Saved data entries
* Start *

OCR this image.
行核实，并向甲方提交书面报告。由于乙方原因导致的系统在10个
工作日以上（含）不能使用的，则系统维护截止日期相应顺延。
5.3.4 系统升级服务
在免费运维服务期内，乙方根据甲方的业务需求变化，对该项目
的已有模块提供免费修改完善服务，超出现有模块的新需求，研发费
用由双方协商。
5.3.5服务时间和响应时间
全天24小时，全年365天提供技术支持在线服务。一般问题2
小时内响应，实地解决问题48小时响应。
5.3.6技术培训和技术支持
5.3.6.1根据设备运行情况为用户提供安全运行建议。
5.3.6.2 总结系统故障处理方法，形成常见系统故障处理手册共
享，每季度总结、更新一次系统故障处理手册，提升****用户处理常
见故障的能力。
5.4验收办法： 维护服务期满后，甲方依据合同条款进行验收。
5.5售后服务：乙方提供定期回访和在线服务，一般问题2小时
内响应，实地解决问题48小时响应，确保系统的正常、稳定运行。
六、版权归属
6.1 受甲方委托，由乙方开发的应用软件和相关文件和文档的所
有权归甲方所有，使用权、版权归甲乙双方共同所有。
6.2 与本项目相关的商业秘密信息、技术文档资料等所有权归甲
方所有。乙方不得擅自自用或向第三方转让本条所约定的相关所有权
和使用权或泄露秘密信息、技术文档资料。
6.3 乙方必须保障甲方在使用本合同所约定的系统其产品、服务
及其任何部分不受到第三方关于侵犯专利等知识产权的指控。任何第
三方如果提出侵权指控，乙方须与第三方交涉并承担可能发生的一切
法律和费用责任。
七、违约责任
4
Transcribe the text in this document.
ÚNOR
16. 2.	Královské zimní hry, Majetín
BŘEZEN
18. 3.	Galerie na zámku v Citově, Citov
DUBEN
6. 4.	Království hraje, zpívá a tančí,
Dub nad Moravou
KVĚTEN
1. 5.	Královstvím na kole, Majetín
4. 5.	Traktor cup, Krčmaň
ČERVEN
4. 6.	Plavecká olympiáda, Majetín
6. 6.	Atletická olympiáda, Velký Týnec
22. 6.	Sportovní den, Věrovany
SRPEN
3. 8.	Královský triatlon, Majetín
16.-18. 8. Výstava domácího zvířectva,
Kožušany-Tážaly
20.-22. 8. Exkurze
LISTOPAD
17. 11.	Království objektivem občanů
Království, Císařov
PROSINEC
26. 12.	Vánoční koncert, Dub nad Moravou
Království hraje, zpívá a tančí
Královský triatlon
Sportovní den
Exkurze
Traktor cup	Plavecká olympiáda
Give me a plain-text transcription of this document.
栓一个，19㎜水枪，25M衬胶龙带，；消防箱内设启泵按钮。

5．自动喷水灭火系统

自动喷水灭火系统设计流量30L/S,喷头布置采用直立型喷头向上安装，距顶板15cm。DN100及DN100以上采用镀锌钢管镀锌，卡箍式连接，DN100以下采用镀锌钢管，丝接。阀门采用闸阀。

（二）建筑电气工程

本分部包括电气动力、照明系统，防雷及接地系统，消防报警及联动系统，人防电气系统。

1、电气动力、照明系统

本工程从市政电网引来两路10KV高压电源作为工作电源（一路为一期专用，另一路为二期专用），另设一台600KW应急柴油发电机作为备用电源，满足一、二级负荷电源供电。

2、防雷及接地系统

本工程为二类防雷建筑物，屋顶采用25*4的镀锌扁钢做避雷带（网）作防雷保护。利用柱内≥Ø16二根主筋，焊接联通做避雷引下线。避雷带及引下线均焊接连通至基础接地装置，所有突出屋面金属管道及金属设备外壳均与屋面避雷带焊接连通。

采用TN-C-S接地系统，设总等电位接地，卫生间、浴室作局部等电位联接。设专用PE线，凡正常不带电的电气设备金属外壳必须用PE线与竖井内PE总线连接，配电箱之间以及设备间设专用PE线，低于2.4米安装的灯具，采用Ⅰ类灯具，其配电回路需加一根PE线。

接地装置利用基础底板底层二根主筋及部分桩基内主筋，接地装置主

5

* End *

▶ **Brief**
Every line of the records that includes the word "hraje" should be gathered.

▶ **Written response**
6. 4.	Království hraje, zpívá a tančí,
Království hraje, zpívá a tančí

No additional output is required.